— BEGIN INPUT MATERIAL —
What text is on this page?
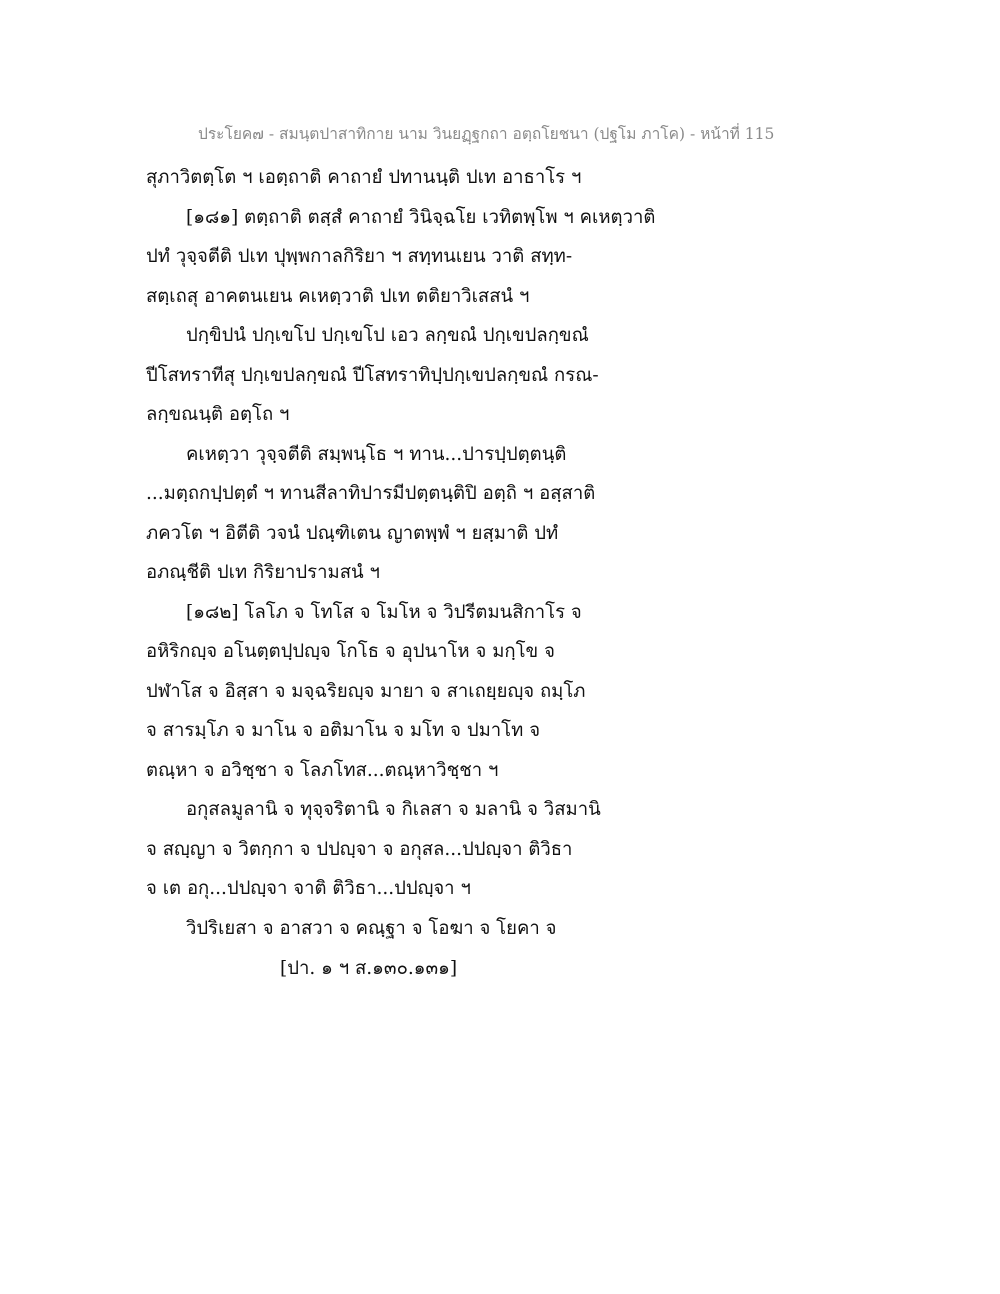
ประโยค๗ - สมนฺตปาสาทิกาย นาม วินยฏฺฐกถา อตฺถโยชนา (ปฐโม ภาโค) - หน้าที่ 115
สุภาวิตตฺโต ฯ เอตฺถาติ คาถายํ ปทานนฺติ ปเท อาธาโร ฯ
[๑๘๑] ตตฺถาติ ตสฺสํ คาถายํ วินิจฺฉโย เวทิตพฺโพ ฯ คเหตฺวาติ
ปทํ วุจฺจตีติ ปเท ปุพฺพกาลกิริยา ฯ สทฺทนเยน วาติ สทฺท-
สตฺเถสุ อาคตนเยน คเหตฺวาติ ปเท ตติยาวิเสสนํ ฯ
ปกฺขิปนํ ปกฺเขโป ปกฺเขโป เอว ลกฺขณํ ปกฺเขปลกฺขณํ
ปีโสทราทีสุ ปกฺเขปลกฺขณํ ปีโสทราทิปฺปกฺเขปลกฺขณํ กรณ-
ลกฺขณนฺติ อตฺโถ ฯ
คเหตฺวา วุจฺจตีติ สมฺพนฺโธ ฯ ทาน...ปารปฺปตฺตนฺติ
...มตฺถกปฺปตฺตํ ฯ ทานสีลาทิปารมีปตฺตนฺติปิ อตฺถิ ฯ อสฺสาติ
ภควโต ฯ อิตีติ วจนํ ปณฺฑิเตน ญาตพฺพํ ฯ ยสฺมาติ ปทํ
อภณฺชีติ ปเท กิริยาปรามสนํ ฯ
[๑๘๒] โลโภ จ โทโส จ โมโห จ วิปรีตมนสิกาโร จ
อหิริกญฺจ อโนตฺตปฺปญฺจ โกโธ จ อุปนาโห จ มกฺโข จ
ปฬาโส จ อิสฺสา จ มจฺฉริยญฺจ มายา จ สาเถยฺยญฺจ ถมฺโภ
จ สารมฺโภ จ มาโน จ อติมาโน จ มโท จ ปมาโท จ
ตณฺหา จ อวิชฺชา จ โลภโทส...ตณฺหาวิชฺชา ฯ
อกุสลมูลานิ จ ทุจฺจริตานิ จ กิเลสา จ มลานิ จ วิสมานิ
จ สญฺญา จ วิตกฺกา จ ปปญฺจา จ อกุสล...ปปญฺจา ติวิธา
จ เต อกุ...ปปญฺจา จาติ ติวิธา...ปปญฺจา ฯ
วิปริเยสา จ อาสวา จ คณฺฐา จ โอฆา จ โยคา จ
[ปา. ๑ ฯ ส.๑๓๐.๑๓๑]
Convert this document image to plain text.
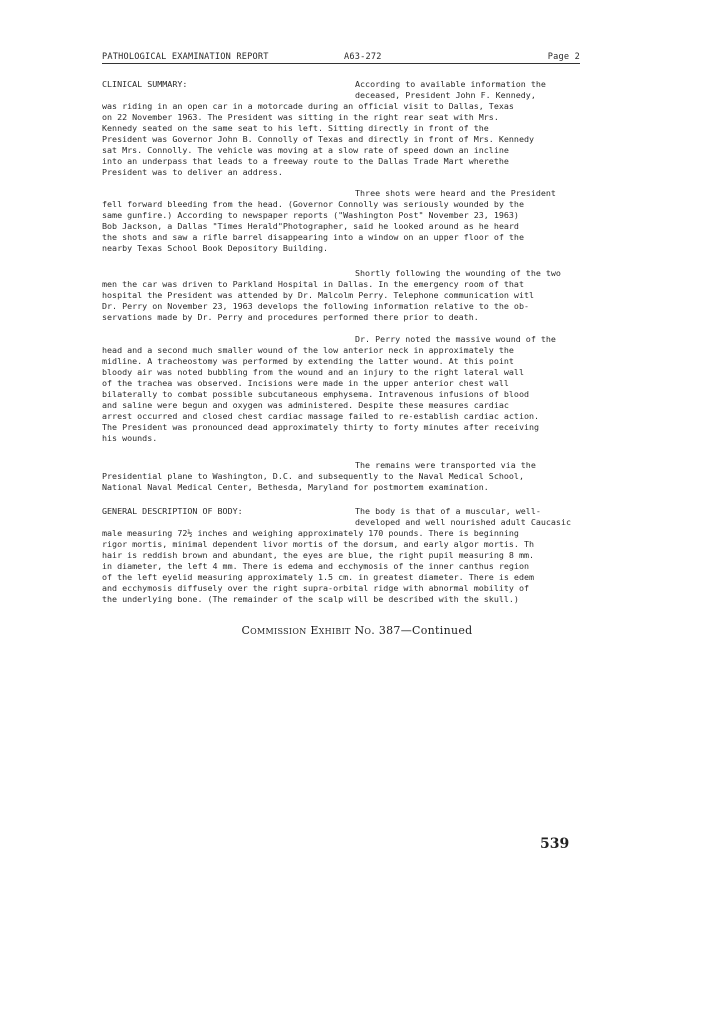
PATHOLOGICAL EXAMINATION REPORT	A63-272	Page 2
CLINICAL SUMMARY:	According to available information the
deceased, President John F. Kennedy,
was riding in an open car in a motorcade during an official visit to Dallas, Texas
on 22 November 1963. The President was sitting in the right rear seat with Mrs.
Kennedy seated on the same seat to his left. Sitting directly in front of the
President was Governor John B. Connolly of Texas and directly in front of Mrs. Kennedy
sat Mrs. Connolly. The vehicle was moving at a slow rate of speed down an incline
into an underpass that leads to a freeway route to the Dallas Trade Mart wherethe
President was to deliver an address.
Three shots were heard and the President
fell forward bleeding from the head. (Governor Connolly was seriously wounded by the
same gunfire.) According to newspaper reports ("Washington Post" November 23, 1963)
Bob Jackson, a Dallas "Times Herald"Photographer, said he looked around as he heard
the shots and saw a rifle barrel disappearing into a window on an upper floor of the
nearby Texas School Book Depository Building.
Shortly following the wounding of the two
men the car was driven to Parkland Hospital in Dallas. In the emergency room of that
hospital the President was attended by Dr. Malcolm Perry. Telephone communication witl
Dr. Perry on November 23, 1963 develops the following information relative to the ob-
servations made by Dr. Perry and procedures performed there prior to death.
Dr. Perry noted the massive wound of the
head and a second much smaller wound of the low anterior neck in approximately the
midline. A tracheostomy was performed by extending the latter wound. At this point
bloody air was noted bubbling from the wound and an injury to the right lateral wall
of the trachea was observed. Incisions were made in the upper anterior chest wall
bilaterally to combat possible subcutaneous emphysema. Intravenous infusions of blood
and saline were begun and oxygen was administered. Despite these measures cardiac
arrest occurred and closed chest cardiac massage failed to re-establish cardiac action.
The President was pronounced dead approximately thirty to forty minutes after receiving
his wounds.
The remains were transported via the
Presidential plane to Washington, D.C. and subsequently to the Naval Medical School,
National Naval Medical Center, Bethesda, Maryland for postmortem examination.
GENERAL DESCRIPTION OF BODY:	The body is that of a muscular, well-
developed and well nourished adult Caucasic
male measuring 72½ inches and weighing approximately 170 pounds. There is beginning
rigor mortis, minimal dependent livor mortis of the dorsum, and early algor mortis. Th
hair is reddish brown and abundant, the eyes are blue, the right pupil measuring 8 mm.
in diameter, the left 4 mm. There is edema and ecchymosis of the inner canthus region
of the left eyelid measuring approximately 1.5 cm. in greatest diameter. There is edem
and ecchymosis diffusely over the right supra-orbital ridge with abnormal mobility of
the underlying bone. (The remainder of the scalp will be described with the skull.)
Commission Exhibit No. 387—Continued
539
— END INPUT MATERIAL —
STATED PROBLEM: Pull out all lines in the data above that include "ecchymosis".

THE OUTPUT:
in diameter, the left 4 mm. There is edema and ecchymosis of the inner canthus region
and ecchymosis diffusely over the right supra-orbital ridge with abnormal mobility of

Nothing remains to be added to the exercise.